— AIM —
Set down each entry from the block beneath, exactly as written.

— SUPPLIED INFORMATION —
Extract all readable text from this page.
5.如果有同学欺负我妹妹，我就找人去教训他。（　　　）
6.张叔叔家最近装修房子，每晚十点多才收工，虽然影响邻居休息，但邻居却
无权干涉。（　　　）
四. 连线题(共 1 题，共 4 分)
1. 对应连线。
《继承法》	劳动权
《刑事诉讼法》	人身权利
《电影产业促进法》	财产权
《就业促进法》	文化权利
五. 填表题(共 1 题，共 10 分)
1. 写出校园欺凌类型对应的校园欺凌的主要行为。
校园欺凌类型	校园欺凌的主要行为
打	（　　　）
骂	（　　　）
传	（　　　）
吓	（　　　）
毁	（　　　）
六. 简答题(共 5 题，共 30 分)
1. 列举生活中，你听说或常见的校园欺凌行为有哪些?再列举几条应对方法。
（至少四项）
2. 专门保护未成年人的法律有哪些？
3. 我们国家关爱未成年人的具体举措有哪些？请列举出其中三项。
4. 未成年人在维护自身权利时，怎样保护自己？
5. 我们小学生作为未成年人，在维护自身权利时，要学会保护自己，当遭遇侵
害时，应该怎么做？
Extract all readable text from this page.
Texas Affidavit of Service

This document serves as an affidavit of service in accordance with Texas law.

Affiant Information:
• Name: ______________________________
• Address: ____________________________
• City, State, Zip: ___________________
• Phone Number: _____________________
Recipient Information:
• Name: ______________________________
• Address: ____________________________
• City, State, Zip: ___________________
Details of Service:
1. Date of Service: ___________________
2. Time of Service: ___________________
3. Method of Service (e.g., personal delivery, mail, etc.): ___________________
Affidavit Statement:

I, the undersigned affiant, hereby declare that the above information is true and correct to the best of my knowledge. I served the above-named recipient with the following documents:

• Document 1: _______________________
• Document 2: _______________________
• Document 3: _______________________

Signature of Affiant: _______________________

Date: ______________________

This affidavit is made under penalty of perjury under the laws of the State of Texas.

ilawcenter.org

— WRITTEN SOLUTION —
Extract all readable text from this page.
5.如果有同学欺负我妹妹，我就找人去教训他。（　　　）
6.张叔叔家最近装修房子，每晚十点多才收工，虽然影响邻居休息，但邻居却
无权干涉。（　　　）
四. 连线题(共 1 题，共 4 分)
1. 对应连线。
《继承法》	劳动权
《刑事诉讼法》	人身权利
《电影产业促进法》	财产权
《就业促进法》	文化权利
五. 填表题(共 1 题，共 10 分)
1. 写出校园欺凌类型对应的校园欺凌的主要行为。
校园欺凌类型	校园欺凌的主要行为
打	（　　　）
骂	（　　　）
传	（　　　）
吓	（　　　）
毁	（　　　）
六. 简答题(共 5 题，共 30 分)
1. 列举生活中，你听说或常见的校园欺凌行为有哪些?再列举几条应对方法。
（至少四项）
2. 专门保护未成年人的法律有哪些？
3. 我们国家关爱未成年人的具体举措有哪些？请列举出其中三项。
4. 未成年人在维护自身权利时，怎样保护自己？
5. 我们小学生作为未成年人，在维护自身权利时，要学会保护自己，当遭遇侵
害时，应该怎么做？
Extract all readable text from this page.
Texas Affidavit of Service

This document serves as an affidavit of service in accordance with Texas law.

Affiant Information:
• Name: ______________________________
• Address: ____________________________
• City, State, Zip: ___________________
• Phone Number: _____________________
Recipient Information:
• Name: ______________________________
• Address: ____________________________
• City, State, Zip: ___________________
Details of Service:
1. Date of Service: ___________________
2. Time of Service: ___________________
3. Method of Service (e.g., personal delivery, mail, etc.): ___________________
Affidavit Statement:

I, the undersigned affiant, hereby declare that the above information is true and correct to the best of my knowledge. I served the above-named recipient with the following documents:

• Document 1: _______________________
• Document 2: _______________________
• Document 3: _______________________

Signature of Affiant: _______________________

Date: ______________________

This affidavit is made under penalty of perjury under the laws of the State of Texas.

ilawcenter.org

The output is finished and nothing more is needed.